(SHORT PROBLEM): Within the records below, find each line that holds the string "wave", then copy it.

(DATA EXCERPTS):
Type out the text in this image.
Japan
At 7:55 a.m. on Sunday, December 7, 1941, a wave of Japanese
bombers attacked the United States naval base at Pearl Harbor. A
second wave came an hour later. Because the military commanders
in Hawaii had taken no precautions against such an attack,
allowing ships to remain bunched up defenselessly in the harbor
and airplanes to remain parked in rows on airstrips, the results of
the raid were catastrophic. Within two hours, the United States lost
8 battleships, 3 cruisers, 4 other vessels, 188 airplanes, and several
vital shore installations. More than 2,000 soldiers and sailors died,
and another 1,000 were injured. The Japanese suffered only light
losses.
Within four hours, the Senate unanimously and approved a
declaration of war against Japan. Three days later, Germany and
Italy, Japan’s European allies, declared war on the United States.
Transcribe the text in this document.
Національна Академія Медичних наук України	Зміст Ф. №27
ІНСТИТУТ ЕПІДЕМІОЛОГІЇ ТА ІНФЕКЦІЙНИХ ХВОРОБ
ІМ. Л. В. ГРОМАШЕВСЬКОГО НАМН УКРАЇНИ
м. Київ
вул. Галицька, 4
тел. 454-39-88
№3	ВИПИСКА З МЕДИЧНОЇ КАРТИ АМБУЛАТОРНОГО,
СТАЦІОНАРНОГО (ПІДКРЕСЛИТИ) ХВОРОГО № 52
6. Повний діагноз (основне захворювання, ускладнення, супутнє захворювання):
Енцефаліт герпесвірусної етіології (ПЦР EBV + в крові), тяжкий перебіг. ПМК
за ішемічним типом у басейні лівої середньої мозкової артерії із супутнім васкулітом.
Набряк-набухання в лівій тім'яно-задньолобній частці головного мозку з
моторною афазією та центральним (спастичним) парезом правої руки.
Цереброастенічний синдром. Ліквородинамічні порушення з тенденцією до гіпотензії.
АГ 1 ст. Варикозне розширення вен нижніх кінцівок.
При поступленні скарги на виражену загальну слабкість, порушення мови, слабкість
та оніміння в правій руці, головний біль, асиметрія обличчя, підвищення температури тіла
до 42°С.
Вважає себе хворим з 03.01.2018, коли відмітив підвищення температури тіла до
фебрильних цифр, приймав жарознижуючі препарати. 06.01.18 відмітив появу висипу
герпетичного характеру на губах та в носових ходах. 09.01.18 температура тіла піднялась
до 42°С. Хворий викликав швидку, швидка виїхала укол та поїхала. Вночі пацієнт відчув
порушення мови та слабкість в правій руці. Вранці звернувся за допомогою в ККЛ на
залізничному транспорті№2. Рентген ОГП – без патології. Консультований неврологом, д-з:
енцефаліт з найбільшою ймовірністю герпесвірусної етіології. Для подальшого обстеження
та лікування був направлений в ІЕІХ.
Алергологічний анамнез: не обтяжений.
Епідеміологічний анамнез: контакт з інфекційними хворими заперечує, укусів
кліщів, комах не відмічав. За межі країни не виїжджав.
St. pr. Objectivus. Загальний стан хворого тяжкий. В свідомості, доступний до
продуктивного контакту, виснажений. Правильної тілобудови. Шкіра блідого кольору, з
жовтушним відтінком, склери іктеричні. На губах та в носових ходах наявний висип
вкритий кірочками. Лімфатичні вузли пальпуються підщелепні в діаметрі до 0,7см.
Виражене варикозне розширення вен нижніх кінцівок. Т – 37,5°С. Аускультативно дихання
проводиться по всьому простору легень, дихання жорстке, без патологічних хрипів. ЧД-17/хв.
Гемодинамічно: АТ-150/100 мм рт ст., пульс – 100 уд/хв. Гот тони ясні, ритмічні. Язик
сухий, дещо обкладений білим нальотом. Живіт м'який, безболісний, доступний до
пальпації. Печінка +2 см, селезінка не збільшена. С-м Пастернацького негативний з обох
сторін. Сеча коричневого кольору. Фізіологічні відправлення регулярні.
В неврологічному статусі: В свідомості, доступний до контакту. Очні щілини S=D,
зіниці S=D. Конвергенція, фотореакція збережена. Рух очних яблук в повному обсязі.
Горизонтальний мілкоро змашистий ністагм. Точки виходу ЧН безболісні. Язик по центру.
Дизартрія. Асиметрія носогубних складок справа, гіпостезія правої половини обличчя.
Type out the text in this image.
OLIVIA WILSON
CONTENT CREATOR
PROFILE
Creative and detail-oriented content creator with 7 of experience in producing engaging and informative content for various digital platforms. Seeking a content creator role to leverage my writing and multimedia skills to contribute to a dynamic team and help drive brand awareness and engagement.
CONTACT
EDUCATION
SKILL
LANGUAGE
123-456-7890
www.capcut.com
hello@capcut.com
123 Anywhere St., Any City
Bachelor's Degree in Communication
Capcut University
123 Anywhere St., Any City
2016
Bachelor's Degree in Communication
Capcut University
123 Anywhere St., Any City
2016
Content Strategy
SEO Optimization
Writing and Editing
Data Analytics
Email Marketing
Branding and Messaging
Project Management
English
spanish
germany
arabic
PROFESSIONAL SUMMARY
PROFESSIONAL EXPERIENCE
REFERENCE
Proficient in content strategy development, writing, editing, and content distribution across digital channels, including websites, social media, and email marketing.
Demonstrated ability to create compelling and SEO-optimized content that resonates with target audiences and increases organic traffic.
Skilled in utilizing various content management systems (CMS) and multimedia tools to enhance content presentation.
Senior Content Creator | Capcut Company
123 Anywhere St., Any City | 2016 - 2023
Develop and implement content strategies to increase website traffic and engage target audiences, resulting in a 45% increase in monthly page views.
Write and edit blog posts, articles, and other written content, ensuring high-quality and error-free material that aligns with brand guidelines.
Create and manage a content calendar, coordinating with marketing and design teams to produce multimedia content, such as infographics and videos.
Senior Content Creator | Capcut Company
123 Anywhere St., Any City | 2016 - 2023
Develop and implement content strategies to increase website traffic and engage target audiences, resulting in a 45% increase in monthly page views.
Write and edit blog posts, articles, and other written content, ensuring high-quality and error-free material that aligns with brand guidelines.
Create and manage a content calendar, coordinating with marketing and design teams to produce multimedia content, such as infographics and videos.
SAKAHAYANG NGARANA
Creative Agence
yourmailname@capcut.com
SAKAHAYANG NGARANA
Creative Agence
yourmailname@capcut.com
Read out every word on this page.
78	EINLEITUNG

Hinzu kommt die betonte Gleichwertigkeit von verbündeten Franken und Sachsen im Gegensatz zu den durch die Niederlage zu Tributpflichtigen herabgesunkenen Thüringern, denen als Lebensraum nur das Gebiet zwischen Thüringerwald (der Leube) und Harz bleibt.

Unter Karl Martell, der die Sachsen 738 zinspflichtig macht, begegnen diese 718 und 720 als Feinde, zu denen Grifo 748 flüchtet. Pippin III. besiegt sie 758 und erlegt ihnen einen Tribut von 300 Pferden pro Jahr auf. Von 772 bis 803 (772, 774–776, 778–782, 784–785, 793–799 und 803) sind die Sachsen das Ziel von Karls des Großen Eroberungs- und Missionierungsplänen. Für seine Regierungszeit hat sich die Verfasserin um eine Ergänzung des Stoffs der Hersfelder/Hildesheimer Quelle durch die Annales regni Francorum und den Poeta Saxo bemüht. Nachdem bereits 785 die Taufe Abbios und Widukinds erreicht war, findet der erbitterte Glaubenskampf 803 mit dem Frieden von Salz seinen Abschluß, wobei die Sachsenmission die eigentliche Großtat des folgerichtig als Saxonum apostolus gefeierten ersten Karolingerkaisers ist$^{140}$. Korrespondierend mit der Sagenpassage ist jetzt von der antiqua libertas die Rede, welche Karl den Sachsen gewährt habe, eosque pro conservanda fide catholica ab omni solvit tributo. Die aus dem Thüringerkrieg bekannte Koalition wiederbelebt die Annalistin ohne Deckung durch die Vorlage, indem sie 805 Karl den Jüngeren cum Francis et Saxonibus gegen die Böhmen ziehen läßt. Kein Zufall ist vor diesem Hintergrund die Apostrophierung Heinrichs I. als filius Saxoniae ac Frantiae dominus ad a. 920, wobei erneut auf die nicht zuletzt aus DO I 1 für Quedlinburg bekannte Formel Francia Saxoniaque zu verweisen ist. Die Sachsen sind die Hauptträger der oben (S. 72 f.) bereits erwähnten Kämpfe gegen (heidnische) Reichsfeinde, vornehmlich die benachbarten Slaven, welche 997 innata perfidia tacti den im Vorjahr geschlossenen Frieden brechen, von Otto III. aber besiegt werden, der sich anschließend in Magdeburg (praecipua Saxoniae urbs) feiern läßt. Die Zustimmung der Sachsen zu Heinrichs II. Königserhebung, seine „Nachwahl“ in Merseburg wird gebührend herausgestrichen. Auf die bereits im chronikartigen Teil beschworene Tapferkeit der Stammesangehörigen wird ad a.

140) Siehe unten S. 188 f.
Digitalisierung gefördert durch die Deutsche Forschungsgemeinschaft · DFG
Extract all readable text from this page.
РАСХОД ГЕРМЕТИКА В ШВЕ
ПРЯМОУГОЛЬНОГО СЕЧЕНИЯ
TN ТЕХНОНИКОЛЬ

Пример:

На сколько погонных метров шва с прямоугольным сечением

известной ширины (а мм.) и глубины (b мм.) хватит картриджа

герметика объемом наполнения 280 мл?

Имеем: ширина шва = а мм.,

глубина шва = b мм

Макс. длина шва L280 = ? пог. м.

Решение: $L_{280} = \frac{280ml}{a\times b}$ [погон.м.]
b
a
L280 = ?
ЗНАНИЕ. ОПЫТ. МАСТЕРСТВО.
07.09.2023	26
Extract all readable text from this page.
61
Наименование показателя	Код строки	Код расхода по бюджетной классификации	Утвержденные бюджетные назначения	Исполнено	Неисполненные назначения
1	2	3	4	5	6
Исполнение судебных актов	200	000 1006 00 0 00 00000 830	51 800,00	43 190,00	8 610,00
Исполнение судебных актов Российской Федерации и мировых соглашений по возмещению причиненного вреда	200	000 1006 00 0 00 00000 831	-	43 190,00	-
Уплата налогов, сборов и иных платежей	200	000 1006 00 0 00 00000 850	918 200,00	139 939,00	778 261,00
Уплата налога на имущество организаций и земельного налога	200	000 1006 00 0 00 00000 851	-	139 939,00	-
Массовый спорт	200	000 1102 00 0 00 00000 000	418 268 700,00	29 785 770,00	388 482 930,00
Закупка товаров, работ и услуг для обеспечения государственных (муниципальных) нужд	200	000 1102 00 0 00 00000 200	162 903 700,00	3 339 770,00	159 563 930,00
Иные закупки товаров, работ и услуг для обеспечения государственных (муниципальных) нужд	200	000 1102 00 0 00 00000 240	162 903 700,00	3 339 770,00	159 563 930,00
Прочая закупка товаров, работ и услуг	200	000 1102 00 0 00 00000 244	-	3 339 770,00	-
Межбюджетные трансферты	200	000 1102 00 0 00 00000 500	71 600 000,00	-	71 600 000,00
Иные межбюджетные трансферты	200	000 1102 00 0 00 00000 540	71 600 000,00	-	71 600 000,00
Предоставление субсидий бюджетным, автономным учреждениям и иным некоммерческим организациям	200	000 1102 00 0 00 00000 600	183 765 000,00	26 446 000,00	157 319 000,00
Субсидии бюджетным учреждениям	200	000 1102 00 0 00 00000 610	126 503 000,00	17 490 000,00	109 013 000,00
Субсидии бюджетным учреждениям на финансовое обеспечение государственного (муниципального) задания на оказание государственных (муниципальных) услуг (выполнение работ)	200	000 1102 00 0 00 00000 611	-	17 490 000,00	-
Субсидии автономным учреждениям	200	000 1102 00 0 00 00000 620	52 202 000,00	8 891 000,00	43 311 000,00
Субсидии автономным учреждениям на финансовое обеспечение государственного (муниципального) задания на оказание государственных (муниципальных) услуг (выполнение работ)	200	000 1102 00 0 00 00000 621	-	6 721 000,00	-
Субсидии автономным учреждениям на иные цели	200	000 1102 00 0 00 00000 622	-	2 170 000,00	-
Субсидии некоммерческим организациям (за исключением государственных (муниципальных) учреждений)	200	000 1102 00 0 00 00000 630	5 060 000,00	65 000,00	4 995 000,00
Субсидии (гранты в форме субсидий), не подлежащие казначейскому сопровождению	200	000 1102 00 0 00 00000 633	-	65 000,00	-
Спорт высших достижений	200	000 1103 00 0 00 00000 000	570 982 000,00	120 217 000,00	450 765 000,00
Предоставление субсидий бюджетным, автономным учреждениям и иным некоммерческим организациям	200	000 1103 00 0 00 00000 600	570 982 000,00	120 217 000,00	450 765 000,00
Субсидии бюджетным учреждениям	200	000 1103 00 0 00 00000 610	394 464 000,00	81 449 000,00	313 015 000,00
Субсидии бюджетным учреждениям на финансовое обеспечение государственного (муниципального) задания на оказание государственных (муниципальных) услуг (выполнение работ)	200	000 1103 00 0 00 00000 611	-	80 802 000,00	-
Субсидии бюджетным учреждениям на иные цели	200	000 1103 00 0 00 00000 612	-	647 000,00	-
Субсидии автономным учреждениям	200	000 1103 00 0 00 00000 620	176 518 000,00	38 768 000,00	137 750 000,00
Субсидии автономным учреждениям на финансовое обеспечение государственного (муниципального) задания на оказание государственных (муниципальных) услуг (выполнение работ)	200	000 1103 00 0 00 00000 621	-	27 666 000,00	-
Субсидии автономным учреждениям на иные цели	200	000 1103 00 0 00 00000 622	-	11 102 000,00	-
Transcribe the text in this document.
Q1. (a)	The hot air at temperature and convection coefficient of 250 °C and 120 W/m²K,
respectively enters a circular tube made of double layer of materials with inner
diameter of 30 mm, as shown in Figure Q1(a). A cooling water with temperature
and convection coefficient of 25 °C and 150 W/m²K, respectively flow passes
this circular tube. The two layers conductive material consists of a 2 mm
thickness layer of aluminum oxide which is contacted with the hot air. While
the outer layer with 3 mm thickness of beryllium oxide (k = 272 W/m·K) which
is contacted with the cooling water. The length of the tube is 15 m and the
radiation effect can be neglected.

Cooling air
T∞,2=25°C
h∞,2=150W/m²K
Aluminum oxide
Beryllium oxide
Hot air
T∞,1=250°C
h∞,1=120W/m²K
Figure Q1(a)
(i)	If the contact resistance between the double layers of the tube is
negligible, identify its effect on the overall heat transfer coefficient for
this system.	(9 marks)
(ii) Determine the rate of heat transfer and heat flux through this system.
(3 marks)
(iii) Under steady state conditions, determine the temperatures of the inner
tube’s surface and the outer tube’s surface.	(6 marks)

(TASK ANSWER):
At 7:55 a.m. on Sunday, December 7, 1941, a wave of Japanese
second wave came an hour later. Because the military commanders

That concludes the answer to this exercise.